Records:
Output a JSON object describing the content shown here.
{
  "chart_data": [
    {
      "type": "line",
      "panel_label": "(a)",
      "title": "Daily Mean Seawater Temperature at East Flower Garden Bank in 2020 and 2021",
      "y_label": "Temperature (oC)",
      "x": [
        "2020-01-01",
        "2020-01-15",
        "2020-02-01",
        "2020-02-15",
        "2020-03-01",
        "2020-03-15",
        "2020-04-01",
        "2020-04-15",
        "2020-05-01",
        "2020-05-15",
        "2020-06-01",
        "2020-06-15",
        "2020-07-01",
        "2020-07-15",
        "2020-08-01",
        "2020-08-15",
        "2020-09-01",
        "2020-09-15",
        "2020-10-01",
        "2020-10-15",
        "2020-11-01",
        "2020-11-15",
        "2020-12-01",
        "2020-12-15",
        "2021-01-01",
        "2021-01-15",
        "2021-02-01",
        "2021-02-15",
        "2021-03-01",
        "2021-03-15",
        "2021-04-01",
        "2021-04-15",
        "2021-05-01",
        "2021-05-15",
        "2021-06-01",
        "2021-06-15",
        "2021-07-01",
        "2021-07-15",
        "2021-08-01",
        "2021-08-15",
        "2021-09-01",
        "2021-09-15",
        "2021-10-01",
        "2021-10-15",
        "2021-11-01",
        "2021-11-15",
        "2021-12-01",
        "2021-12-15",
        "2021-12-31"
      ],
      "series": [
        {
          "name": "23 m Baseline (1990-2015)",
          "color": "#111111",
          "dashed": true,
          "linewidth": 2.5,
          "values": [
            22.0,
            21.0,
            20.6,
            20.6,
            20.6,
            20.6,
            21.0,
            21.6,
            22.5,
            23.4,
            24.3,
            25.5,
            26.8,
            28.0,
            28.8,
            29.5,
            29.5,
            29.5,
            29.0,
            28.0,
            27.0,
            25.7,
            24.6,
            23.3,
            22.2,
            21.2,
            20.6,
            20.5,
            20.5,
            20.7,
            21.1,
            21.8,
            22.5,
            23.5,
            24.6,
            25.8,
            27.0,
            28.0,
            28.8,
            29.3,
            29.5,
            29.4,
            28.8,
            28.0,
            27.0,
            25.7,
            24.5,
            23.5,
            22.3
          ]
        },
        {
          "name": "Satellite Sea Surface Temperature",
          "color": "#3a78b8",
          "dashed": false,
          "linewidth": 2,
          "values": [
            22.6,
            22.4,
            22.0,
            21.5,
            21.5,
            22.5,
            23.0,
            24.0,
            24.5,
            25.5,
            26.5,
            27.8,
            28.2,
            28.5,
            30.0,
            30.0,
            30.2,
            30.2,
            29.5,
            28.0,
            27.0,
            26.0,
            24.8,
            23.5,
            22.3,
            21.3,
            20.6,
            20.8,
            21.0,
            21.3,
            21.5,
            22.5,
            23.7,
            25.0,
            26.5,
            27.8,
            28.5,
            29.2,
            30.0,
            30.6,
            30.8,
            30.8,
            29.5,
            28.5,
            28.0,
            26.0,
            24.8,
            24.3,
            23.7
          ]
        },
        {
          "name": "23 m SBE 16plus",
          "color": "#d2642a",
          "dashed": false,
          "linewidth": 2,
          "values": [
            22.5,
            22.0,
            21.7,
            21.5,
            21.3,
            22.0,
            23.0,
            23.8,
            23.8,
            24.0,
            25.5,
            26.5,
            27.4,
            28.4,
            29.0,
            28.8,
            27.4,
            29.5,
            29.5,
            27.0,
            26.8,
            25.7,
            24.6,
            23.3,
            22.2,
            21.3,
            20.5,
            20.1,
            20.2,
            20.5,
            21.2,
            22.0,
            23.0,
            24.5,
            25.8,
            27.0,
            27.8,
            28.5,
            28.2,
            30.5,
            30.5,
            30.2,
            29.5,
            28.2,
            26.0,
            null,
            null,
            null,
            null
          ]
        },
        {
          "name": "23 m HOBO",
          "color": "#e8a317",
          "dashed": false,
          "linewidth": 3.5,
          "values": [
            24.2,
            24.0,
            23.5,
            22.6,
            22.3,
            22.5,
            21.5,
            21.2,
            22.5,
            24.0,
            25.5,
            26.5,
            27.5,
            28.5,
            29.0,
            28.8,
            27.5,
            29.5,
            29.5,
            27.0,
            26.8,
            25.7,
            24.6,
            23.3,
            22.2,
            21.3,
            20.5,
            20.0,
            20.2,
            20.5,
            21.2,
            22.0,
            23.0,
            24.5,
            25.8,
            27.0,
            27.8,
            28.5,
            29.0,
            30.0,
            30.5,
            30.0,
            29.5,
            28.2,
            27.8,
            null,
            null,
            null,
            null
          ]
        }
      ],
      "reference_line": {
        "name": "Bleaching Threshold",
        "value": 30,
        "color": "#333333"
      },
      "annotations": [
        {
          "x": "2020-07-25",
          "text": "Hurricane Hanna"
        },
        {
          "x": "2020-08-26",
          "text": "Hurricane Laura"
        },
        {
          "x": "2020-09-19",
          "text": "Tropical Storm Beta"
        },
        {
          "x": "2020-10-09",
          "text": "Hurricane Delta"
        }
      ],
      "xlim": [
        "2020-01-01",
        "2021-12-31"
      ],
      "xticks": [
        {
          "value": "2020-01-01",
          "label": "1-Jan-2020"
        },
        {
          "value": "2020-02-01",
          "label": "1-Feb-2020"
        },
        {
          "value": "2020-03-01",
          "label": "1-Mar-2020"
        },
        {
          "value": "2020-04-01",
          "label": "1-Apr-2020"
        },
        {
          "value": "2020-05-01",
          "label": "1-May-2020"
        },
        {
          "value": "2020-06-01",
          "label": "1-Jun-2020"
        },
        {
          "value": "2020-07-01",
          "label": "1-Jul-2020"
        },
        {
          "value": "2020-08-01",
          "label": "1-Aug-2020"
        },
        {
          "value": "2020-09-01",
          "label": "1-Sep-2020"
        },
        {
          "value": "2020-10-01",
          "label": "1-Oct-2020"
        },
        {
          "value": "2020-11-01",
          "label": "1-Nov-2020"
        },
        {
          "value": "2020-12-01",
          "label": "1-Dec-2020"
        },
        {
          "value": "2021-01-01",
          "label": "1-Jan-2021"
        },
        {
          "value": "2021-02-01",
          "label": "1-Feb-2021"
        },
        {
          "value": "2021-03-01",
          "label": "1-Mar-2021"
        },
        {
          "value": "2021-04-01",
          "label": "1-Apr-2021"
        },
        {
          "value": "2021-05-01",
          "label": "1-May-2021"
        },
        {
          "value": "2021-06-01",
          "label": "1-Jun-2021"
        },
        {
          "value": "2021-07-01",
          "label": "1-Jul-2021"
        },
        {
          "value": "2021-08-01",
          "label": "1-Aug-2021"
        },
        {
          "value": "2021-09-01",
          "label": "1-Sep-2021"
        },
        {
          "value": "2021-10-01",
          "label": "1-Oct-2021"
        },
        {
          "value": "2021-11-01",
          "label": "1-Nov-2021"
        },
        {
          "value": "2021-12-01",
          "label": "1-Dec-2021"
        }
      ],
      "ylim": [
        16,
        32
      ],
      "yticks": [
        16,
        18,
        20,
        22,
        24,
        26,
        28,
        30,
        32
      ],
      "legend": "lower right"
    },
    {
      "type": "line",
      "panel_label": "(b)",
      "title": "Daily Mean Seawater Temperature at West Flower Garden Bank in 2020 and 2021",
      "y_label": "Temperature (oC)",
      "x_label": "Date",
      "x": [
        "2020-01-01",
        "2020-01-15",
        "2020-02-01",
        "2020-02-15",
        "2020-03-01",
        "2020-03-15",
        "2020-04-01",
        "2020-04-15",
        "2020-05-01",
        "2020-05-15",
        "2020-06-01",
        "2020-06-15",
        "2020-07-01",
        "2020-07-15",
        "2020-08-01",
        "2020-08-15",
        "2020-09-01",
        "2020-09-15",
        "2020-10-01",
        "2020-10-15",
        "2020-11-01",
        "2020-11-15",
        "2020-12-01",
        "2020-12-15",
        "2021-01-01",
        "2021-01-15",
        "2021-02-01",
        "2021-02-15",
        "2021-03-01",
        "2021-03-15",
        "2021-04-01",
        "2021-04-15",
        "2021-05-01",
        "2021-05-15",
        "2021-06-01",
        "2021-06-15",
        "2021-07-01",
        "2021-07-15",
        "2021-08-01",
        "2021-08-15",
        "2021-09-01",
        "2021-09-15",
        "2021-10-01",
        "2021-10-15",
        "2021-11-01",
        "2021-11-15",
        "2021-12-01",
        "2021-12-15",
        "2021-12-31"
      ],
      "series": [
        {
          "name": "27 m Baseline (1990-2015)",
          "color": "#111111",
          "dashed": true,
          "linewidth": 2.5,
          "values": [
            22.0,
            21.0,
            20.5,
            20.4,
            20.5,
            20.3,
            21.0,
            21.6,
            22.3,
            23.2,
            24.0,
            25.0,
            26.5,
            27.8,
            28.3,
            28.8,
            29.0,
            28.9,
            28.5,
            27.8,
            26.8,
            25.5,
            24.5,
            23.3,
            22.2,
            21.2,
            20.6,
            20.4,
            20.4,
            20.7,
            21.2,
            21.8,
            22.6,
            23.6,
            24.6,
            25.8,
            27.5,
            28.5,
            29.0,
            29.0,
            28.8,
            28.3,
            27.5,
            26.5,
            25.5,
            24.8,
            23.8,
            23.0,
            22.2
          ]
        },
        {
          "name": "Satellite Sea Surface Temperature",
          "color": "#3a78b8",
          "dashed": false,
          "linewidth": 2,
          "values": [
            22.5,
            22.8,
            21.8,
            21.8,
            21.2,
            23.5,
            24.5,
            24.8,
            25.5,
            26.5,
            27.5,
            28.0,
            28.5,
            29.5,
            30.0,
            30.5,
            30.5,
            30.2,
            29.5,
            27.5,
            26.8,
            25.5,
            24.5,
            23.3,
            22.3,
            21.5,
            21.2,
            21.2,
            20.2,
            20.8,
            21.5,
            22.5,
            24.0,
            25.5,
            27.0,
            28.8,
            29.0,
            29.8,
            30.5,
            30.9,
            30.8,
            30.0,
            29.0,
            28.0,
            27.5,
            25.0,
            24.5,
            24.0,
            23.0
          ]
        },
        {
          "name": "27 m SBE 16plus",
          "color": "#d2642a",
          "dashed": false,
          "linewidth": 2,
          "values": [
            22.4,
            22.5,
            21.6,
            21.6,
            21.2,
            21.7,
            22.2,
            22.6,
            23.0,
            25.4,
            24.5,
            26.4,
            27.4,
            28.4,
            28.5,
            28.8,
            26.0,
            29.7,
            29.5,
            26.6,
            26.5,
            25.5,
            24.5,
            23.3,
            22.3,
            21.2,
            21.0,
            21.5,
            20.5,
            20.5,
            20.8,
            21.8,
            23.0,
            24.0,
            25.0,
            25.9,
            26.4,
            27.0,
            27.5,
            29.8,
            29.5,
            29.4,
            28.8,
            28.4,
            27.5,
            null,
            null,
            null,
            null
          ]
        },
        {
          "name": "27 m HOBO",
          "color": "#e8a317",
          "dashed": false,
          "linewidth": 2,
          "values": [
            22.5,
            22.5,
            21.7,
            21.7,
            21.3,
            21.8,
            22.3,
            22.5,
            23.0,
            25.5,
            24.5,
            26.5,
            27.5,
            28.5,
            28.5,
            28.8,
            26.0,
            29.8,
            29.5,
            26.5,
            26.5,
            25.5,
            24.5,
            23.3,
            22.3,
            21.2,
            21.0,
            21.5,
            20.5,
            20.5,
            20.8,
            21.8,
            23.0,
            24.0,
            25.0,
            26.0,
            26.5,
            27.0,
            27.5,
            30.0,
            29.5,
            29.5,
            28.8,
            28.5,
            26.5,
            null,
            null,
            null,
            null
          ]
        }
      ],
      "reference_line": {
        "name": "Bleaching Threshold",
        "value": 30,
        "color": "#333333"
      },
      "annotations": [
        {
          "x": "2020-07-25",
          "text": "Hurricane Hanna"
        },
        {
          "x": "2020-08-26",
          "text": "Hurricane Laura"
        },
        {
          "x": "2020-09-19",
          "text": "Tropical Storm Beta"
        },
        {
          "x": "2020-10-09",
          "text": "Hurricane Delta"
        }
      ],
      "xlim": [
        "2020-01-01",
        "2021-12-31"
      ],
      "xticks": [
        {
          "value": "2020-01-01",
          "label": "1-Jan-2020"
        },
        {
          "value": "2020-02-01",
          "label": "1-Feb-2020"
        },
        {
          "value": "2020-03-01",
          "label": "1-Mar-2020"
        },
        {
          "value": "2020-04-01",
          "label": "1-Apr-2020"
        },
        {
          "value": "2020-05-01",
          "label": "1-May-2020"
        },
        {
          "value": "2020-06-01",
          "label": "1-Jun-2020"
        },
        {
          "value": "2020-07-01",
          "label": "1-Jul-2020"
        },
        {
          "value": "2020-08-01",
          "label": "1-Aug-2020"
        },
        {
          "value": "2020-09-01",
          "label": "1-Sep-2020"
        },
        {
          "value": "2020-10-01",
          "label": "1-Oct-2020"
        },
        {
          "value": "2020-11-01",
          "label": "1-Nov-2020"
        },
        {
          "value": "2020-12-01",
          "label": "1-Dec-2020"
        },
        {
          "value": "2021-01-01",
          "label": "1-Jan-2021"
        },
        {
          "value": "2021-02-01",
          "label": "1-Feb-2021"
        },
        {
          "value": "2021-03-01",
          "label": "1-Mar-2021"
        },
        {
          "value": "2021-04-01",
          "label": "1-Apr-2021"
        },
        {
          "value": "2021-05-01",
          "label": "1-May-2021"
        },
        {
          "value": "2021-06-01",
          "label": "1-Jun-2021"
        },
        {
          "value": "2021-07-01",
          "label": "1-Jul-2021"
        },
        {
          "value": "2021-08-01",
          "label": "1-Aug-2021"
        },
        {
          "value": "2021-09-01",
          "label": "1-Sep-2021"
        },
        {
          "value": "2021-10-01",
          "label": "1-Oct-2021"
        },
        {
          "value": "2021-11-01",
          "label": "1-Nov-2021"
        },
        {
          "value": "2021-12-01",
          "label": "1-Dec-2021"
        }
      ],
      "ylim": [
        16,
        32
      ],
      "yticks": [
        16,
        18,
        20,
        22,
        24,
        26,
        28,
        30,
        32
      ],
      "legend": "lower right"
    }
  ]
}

### What to do
Report all lines of the data above that include the string "Flower".

### Exercise answer
      "title": "Daily Mean Seawater Temperature at East Flower Garden Bank in 2020 and 2021",
      "title": "Daily Mean Seawater Temperature at West Flower Garden Bank in 2020 and 2021",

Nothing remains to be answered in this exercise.